> [AIM] Compile every line that includes the word "bits".
[RAW RECORDS start]
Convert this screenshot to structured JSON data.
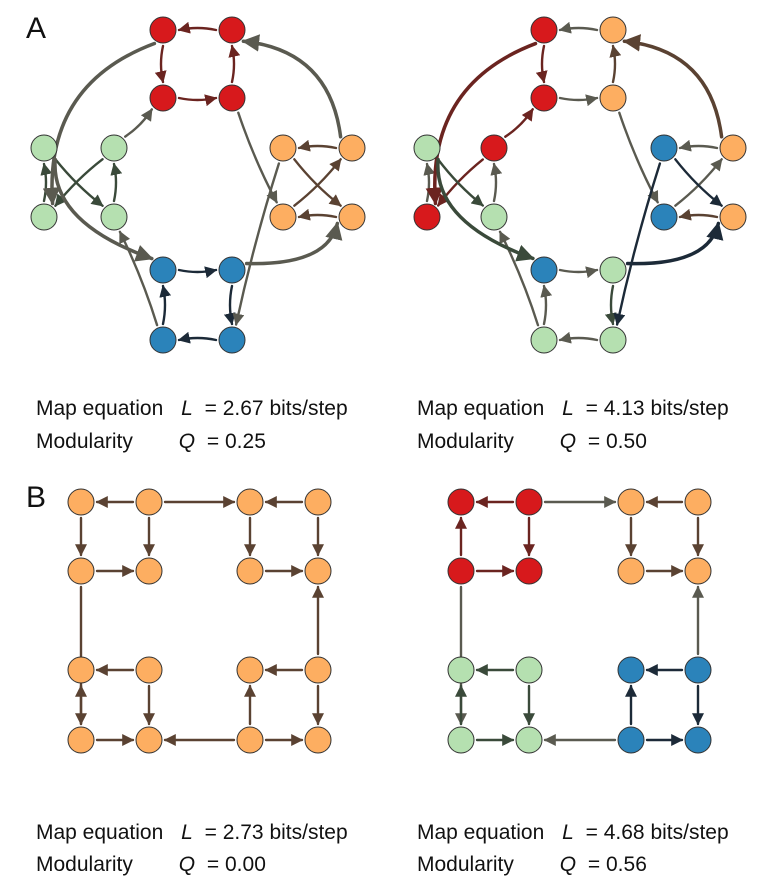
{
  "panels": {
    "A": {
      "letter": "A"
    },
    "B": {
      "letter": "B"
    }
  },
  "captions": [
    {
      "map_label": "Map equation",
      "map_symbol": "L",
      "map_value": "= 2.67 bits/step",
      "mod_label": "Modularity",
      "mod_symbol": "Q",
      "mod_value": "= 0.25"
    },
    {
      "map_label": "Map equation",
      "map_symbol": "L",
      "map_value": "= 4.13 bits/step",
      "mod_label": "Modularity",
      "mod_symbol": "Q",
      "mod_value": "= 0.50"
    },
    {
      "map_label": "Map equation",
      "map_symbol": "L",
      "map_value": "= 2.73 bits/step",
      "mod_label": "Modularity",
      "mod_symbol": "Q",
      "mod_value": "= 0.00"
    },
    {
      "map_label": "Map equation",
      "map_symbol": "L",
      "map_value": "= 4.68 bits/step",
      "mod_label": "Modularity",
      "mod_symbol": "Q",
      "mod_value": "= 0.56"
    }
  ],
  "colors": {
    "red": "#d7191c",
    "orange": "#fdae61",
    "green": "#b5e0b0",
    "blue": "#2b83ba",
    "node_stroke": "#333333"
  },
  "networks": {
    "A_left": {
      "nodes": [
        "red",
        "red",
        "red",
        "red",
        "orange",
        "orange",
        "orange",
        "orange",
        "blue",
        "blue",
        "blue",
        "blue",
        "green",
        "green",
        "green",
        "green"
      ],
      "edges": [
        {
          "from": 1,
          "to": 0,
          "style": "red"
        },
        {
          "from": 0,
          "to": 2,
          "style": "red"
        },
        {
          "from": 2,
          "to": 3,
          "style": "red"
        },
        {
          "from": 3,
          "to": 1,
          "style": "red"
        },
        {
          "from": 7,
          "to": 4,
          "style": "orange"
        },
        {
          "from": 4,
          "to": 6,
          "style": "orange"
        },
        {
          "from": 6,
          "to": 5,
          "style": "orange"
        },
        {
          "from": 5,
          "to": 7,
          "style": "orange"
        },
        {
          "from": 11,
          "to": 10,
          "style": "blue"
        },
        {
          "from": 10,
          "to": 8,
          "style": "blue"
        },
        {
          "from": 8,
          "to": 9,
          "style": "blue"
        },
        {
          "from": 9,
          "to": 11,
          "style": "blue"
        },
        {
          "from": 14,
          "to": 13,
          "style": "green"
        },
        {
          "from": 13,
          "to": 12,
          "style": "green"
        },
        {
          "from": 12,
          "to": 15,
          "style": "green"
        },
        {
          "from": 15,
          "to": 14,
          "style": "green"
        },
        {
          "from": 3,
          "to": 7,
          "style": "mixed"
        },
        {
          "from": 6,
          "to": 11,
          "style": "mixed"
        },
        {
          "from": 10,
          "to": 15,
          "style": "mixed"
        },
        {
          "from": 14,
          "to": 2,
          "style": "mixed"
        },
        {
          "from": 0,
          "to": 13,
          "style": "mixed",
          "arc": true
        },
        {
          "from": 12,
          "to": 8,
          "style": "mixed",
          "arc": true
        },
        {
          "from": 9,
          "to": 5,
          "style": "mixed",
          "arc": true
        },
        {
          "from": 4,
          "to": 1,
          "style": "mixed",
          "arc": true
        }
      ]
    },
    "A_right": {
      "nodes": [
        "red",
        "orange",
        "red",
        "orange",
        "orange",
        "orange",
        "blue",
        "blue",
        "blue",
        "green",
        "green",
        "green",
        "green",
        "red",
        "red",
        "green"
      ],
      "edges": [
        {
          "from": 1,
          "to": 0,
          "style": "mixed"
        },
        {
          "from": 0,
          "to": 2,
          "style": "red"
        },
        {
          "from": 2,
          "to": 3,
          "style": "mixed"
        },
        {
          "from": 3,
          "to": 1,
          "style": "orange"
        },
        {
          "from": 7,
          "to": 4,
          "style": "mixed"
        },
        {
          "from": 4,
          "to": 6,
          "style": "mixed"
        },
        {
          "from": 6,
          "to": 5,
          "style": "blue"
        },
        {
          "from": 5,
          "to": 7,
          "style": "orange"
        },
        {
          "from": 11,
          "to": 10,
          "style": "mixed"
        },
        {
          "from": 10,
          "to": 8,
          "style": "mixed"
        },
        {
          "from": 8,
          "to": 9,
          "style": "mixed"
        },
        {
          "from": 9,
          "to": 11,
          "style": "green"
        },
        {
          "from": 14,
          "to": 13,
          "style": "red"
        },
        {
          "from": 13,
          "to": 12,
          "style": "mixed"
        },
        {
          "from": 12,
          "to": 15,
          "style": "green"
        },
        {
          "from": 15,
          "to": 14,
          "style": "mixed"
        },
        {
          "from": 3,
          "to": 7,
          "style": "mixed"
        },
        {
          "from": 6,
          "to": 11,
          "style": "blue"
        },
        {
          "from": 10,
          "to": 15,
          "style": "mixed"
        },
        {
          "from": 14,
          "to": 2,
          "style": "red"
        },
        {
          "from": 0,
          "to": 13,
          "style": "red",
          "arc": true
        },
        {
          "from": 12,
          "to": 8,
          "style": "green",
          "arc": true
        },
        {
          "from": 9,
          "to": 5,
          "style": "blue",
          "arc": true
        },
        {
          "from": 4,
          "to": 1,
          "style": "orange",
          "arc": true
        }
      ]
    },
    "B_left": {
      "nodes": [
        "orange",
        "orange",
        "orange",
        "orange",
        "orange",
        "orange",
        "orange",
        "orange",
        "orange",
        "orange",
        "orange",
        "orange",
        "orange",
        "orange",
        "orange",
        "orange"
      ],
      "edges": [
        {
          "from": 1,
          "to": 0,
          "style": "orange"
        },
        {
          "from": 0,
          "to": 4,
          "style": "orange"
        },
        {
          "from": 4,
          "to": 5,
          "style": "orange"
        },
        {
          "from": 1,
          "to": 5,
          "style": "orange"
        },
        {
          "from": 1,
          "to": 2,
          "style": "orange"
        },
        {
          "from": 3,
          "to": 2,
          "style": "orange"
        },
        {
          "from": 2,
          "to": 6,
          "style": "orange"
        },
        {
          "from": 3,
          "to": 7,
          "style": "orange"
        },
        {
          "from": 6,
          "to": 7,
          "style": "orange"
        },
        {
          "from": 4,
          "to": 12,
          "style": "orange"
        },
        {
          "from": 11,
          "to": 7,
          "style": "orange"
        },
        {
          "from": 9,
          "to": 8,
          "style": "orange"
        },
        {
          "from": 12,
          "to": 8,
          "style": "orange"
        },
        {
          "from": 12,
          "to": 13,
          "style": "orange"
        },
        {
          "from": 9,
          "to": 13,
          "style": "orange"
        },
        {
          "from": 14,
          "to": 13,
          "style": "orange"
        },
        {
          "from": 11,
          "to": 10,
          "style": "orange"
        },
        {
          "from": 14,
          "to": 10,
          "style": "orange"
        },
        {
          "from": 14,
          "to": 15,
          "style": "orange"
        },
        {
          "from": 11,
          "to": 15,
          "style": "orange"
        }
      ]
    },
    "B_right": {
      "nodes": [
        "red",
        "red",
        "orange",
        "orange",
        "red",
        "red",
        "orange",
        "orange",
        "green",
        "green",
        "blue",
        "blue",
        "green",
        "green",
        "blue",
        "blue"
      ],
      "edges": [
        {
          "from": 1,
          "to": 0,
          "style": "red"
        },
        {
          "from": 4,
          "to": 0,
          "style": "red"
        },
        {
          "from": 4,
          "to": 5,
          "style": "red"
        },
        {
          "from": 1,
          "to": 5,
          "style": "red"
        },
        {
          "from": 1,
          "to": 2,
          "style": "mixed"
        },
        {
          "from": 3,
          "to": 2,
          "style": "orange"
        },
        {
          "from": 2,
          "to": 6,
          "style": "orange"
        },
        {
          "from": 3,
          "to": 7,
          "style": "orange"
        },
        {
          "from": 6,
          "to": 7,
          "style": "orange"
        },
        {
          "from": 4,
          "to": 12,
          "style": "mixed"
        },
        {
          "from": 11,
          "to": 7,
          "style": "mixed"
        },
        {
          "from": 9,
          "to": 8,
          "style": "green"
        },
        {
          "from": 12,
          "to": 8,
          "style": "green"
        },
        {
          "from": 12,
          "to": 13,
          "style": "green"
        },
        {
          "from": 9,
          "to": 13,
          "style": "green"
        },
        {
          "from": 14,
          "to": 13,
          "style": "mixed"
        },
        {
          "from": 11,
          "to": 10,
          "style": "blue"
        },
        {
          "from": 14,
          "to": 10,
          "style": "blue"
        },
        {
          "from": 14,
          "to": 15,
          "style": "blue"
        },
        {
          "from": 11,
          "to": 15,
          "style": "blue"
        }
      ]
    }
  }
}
[RAW RECORDS end]
> [EXERCISE RESPONSE]
      "map_value": "= 2.67 bits/step",
      "map_value": "= 4.13 bits/step",
      "map_value": "= 2.73 bits/step",
      "map_value": "= 4.68 bits/step",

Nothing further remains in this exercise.